◆ **WHAT IS EXPECTED**:
Give the count of lines holding the string "this" and nothing else.

= = = =

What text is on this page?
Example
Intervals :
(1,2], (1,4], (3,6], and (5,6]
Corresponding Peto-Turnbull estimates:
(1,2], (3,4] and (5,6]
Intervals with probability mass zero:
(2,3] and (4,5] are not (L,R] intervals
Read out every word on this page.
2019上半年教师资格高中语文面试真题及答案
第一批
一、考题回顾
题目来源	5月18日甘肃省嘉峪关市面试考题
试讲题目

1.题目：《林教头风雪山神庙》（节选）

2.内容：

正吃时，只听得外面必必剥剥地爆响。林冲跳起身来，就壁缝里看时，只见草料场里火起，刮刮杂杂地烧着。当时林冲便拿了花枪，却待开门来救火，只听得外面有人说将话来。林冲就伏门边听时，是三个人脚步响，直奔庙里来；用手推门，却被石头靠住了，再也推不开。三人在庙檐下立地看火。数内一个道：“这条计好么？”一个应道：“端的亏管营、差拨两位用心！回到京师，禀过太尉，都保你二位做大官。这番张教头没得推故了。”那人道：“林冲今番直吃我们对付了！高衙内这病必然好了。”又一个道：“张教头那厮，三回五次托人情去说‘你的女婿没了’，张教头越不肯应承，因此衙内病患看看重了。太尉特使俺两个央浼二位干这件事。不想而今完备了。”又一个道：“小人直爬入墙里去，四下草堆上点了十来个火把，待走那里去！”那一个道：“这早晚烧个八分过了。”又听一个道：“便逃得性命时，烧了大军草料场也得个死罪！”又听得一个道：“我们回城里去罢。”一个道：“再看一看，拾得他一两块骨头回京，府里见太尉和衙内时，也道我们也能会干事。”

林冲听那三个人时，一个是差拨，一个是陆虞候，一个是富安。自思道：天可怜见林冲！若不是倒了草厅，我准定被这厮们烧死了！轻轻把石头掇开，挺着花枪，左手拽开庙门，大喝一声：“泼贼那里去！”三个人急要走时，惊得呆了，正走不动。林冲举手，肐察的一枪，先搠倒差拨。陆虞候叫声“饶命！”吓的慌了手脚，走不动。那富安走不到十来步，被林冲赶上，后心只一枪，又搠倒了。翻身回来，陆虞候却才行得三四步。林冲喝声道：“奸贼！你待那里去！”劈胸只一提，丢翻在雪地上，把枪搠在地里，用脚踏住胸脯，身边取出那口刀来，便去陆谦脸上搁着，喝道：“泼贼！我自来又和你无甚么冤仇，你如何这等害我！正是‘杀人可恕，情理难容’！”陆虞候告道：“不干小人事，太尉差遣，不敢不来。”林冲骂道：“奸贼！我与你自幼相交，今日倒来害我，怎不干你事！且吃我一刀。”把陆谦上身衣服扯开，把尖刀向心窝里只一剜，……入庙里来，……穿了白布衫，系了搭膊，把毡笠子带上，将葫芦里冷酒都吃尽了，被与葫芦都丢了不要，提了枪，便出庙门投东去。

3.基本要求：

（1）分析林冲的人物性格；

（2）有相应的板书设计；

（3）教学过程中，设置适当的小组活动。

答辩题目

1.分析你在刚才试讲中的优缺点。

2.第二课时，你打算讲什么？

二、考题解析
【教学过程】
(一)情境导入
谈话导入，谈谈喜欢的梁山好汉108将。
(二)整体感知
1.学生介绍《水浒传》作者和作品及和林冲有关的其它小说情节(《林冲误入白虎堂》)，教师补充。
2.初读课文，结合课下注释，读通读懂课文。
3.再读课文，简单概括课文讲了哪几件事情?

= = = =

◆ **RESULT OF THE TASK**:
2